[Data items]
+===+
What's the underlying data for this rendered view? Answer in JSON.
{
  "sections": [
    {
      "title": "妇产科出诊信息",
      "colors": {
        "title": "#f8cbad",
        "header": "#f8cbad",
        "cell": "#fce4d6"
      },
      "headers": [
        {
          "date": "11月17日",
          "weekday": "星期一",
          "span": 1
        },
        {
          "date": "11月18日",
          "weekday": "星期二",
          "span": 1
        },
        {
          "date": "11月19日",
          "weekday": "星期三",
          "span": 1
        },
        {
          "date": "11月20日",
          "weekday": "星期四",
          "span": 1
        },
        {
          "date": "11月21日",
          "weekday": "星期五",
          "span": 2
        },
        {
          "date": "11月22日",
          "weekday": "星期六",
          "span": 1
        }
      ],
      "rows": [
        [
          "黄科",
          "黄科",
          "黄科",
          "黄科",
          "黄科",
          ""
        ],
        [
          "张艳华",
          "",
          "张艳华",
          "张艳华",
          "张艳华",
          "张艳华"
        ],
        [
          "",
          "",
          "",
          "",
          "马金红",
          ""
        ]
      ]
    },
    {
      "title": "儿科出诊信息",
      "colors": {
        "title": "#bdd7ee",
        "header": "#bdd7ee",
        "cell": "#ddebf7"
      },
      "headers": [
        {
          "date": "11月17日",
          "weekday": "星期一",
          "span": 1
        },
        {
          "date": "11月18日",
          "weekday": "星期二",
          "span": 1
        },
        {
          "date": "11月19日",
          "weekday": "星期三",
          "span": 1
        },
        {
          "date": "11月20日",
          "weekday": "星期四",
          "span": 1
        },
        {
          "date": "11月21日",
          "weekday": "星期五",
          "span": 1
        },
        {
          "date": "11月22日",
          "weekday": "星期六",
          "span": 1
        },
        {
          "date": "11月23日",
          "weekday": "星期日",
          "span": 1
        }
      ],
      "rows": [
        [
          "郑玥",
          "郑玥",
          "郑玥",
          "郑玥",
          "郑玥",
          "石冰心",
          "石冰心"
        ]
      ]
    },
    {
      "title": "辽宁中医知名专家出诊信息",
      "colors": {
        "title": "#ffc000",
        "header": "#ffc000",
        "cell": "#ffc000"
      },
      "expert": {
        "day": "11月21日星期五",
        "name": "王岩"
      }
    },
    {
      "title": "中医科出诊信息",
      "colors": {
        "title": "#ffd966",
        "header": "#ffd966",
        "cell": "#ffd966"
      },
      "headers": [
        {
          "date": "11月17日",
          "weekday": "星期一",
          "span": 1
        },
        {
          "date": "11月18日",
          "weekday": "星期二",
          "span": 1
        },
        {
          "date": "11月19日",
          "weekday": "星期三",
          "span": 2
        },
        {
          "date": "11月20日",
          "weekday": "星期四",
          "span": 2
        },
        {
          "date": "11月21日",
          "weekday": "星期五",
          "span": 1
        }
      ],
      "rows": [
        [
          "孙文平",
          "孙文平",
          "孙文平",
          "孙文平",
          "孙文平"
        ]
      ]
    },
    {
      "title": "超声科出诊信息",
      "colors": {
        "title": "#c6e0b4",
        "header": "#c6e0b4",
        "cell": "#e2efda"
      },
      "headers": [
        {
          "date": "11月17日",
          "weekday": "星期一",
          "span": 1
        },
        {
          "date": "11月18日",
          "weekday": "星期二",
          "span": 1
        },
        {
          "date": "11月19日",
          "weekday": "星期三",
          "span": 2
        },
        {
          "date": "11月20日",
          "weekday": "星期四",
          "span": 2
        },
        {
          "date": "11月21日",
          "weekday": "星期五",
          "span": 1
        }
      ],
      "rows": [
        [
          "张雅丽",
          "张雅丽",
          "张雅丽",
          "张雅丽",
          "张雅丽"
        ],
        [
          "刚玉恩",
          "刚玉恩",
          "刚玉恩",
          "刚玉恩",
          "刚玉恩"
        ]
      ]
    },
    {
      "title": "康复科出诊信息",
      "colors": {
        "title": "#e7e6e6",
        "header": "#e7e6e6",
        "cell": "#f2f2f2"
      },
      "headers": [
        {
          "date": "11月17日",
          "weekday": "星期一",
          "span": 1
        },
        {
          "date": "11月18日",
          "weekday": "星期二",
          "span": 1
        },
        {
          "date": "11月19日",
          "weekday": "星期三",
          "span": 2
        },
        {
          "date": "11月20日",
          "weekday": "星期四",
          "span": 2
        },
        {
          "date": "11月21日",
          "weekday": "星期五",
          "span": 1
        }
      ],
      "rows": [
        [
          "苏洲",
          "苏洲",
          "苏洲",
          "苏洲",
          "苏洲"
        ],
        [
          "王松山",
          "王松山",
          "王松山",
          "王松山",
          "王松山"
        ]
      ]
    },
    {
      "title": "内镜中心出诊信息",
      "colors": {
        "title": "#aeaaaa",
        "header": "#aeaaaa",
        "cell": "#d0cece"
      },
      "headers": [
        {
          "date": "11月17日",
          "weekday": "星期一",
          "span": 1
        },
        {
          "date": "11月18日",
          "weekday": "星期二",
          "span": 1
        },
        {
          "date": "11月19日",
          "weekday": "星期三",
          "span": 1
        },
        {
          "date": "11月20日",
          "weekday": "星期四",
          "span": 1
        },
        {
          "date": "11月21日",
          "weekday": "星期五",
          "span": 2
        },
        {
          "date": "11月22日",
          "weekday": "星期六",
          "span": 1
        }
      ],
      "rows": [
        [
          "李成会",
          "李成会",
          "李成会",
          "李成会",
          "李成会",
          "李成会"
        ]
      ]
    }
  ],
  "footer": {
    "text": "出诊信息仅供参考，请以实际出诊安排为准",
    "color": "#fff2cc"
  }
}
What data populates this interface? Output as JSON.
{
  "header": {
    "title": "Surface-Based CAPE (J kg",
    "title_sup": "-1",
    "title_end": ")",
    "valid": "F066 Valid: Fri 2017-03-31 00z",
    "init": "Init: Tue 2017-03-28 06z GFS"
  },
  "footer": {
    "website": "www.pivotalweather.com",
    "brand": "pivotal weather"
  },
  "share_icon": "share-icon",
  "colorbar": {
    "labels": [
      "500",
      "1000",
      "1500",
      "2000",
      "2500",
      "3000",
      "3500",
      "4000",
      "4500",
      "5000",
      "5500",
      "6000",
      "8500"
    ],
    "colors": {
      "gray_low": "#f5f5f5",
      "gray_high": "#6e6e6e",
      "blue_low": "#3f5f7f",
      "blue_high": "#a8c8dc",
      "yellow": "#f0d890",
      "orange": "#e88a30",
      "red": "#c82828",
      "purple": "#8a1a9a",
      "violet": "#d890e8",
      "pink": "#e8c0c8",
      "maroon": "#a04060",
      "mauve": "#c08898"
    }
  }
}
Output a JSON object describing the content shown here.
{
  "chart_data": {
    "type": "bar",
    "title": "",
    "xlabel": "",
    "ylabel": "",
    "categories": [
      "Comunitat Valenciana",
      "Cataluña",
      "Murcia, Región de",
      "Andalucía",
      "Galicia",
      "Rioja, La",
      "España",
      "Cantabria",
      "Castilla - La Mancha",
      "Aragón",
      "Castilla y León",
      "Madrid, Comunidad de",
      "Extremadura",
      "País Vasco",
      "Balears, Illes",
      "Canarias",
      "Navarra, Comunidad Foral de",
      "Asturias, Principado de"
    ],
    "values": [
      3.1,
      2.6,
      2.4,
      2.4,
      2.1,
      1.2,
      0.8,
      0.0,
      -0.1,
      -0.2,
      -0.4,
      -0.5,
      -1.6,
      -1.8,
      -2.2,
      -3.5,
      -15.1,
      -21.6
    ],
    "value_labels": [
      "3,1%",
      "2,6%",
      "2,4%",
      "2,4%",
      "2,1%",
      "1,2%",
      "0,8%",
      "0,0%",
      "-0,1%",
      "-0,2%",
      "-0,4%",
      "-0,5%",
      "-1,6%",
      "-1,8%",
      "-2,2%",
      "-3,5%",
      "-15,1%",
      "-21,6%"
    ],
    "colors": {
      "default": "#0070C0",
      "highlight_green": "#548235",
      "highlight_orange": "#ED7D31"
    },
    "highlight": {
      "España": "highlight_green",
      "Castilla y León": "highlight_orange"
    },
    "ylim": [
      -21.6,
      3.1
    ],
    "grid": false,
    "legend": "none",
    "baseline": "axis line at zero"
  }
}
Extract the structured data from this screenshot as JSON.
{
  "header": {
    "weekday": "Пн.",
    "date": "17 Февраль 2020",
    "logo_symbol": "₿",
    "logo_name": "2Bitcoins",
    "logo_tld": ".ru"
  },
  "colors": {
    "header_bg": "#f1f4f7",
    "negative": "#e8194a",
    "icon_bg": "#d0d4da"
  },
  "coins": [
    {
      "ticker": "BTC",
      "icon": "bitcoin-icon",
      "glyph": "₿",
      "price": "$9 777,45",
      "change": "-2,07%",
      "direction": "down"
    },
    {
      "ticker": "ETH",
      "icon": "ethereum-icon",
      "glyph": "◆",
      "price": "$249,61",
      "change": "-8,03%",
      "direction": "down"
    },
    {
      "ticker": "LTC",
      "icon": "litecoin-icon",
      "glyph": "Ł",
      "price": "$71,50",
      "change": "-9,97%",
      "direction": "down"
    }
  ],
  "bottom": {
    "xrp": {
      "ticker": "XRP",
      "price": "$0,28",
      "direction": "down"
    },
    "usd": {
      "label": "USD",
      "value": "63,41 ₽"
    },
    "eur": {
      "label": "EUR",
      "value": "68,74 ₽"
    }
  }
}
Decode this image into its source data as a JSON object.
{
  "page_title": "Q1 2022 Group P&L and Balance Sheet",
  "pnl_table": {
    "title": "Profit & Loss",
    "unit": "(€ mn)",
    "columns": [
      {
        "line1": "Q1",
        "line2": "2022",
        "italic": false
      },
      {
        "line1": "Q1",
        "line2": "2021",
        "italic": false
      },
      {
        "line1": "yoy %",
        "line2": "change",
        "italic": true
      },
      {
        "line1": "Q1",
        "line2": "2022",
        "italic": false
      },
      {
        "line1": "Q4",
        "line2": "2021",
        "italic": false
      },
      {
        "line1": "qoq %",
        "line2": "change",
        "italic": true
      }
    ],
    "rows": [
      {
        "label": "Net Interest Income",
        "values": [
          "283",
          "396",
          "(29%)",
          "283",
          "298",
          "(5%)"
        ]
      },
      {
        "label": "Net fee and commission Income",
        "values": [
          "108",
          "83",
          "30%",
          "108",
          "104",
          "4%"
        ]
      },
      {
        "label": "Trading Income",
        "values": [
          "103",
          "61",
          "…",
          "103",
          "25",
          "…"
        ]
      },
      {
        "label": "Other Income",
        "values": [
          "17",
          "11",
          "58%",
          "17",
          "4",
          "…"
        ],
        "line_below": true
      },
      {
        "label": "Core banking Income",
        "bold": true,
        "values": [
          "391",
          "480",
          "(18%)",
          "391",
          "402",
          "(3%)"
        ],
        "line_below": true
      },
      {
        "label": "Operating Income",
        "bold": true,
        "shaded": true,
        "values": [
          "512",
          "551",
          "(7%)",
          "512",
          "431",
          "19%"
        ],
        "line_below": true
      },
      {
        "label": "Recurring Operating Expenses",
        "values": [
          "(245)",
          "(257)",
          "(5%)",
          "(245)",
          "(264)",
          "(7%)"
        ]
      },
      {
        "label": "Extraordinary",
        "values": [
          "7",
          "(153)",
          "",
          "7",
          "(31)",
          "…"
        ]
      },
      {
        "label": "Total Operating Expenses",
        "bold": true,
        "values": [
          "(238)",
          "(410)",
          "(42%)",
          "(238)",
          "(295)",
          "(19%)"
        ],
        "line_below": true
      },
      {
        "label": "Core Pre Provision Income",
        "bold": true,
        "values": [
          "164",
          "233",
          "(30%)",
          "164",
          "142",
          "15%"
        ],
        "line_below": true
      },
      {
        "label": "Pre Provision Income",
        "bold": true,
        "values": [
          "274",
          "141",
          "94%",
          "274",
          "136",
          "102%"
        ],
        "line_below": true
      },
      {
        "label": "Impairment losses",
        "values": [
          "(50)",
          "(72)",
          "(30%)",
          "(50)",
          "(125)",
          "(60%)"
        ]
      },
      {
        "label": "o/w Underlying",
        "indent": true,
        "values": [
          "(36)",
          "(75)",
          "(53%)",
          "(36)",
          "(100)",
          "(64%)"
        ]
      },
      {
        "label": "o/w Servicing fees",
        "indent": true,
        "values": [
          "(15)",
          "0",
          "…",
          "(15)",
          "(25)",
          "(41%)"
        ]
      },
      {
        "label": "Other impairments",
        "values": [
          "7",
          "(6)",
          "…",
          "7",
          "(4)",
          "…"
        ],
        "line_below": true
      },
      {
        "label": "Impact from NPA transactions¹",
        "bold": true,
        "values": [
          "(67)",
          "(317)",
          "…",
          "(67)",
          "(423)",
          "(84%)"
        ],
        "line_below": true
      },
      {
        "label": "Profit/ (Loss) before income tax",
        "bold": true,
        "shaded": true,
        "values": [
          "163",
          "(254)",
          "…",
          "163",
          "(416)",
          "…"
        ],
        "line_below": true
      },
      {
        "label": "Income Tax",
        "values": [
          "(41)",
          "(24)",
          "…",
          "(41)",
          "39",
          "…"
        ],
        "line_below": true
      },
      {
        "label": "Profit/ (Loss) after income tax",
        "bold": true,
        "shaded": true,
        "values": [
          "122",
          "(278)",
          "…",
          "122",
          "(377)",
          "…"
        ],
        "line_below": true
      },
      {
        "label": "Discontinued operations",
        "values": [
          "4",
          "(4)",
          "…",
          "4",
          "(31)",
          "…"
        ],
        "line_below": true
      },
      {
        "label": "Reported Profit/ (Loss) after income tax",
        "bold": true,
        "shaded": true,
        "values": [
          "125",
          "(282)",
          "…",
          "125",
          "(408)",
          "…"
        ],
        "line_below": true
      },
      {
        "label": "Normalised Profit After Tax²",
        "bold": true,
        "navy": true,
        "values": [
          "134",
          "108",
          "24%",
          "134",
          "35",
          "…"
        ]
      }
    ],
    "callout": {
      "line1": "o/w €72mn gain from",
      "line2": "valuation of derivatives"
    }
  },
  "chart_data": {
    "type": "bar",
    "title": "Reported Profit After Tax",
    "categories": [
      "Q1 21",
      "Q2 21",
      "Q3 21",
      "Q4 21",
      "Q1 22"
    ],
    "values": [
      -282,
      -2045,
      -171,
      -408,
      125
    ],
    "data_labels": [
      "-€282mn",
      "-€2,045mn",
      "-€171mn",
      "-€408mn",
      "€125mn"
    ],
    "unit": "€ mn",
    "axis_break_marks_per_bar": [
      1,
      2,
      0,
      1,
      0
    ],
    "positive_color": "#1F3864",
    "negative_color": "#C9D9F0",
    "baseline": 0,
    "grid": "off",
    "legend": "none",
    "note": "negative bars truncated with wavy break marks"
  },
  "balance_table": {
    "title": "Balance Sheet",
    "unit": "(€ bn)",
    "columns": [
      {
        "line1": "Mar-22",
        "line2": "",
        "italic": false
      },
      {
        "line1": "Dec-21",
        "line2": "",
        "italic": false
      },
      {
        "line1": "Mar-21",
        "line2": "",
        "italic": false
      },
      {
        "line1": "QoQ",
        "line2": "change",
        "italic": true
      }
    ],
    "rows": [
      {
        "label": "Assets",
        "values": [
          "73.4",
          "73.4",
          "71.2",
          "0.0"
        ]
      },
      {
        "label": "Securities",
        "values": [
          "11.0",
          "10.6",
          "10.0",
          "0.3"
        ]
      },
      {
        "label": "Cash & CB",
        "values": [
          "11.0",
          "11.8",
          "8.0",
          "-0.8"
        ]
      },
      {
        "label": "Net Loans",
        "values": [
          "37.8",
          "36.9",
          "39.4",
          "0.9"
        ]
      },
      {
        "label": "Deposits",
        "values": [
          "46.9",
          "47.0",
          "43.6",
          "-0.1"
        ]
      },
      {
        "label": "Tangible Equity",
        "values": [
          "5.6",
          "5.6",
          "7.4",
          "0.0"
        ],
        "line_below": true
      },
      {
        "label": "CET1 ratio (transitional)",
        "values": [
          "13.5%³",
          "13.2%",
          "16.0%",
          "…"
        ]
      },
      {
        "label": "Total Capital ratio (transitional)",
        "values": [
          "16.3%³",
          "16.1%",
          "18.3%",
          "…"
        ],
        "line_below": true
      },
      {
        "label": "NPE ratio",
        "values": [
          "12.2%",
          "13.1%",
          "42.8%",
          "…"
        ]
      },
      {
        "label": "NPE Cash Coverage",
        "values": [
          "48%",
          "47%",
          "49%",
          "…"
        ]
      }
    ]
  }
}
+===+
Answer only with how many lines in the records include "ticker".

4